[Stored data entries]
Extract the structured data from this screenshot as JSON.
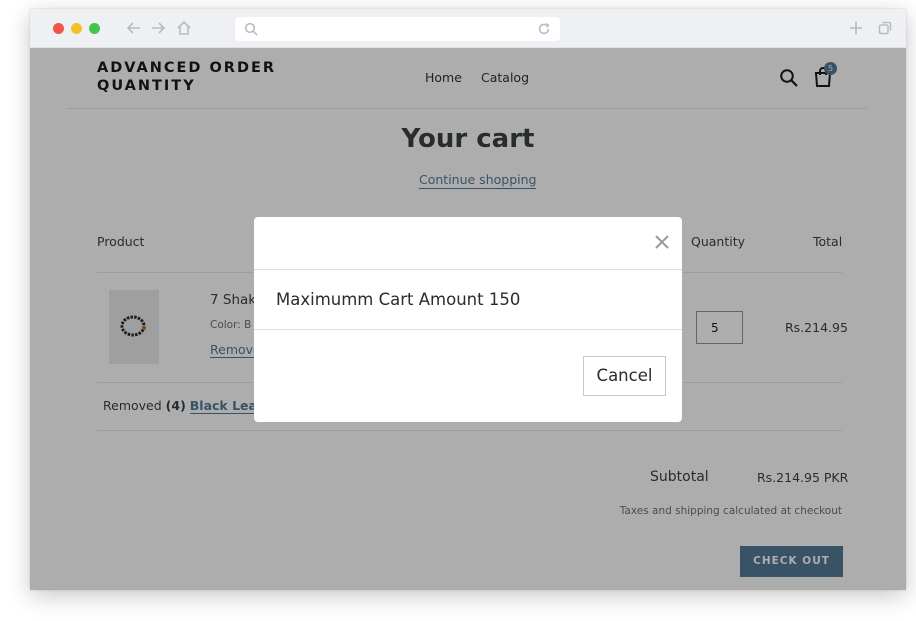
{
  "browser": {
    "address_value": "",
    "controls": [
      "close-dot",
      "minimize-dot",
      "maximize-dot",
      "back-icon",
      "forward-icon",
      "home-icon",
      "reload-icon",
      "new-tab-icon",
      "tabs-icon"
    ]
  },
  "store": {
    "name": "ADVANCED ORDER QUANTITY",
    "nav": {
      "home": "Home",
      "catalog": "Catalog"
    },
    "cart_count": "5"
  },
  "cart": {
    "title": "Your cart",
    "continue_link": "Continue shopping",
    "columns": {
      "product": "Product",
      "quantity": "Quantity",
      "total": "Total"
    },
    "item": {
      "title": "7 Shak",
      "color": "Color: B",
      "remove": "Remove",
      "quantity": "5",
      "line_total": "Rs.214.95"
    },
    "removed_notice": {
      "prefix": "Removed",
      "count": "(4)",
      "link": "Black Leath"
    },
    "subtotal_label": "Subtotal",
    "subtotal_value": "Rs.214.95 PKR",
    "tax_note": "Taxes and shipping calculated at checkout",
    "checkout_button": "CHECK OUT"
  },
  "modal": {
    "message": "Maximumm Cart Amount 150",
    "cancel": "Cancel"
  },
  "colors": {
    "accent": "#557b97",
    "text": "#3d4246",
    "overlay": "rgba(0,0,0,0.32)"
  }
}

---

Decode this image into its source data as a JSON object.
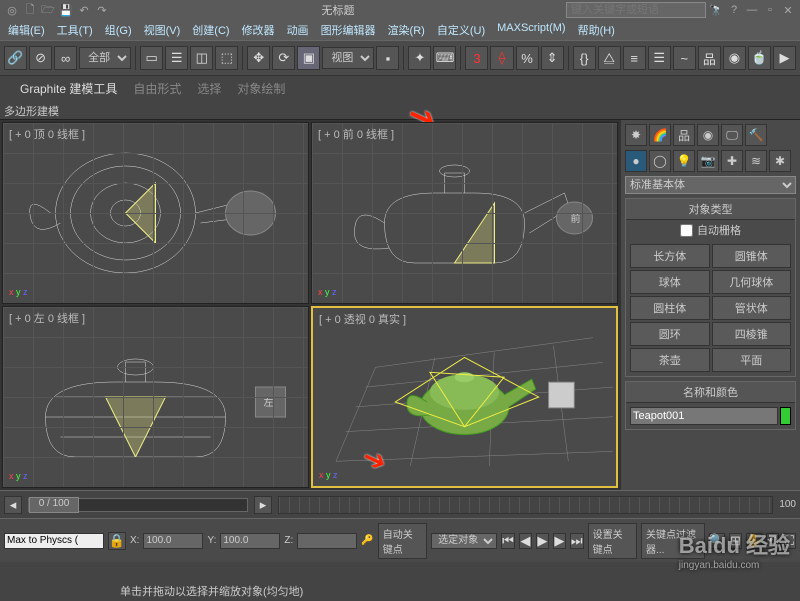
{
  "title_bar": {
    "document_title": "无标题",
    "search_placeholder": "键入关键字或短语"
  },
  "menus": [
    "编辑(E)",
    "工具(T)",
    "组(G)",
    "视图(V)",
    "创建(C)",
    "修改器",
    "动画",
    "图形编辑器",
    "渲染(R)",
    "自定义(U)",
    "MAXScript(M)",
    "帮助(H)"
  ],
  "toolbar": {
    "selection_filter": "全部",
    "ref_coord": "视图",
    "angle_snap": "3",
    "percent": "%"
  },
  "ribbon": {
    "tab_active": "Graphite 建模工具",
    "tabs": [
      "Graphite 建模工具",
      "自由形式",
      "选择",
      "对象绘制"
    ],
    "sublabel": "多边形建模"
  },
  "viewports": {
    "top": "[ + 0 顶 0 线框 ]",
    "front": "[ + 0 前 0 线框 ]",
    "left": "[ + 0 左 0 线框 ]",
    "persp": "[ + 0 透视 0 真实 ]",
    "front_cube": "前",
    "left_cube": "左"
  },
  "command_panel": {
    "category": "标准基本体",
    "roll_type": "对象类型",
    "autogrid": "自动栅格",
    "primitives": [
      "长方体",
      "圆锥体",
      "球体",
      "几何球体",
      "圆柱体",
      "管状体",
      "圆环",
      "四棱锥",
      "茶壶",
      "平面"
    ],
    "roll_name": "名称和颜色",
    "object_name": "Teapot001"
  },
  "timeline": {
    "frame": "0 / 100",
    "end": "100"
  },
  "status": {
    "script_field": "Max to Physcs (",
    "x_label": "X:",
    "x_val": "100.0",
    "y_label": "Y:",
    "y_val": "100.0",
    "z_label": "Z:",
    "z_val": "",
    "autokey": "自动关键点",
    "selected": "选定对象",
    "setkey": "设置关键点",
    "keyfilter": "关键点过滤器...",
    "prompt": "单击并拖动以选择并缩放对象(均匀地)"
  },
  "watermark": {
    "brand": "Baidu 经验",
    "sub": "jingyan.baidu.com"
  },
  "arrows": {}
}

● Description of the task: Read the entries and select each line where the word "Graphite" is found.

● Written solution:
    "tab_active": "Graphite 建模工具",
      "Graphite 建模工具",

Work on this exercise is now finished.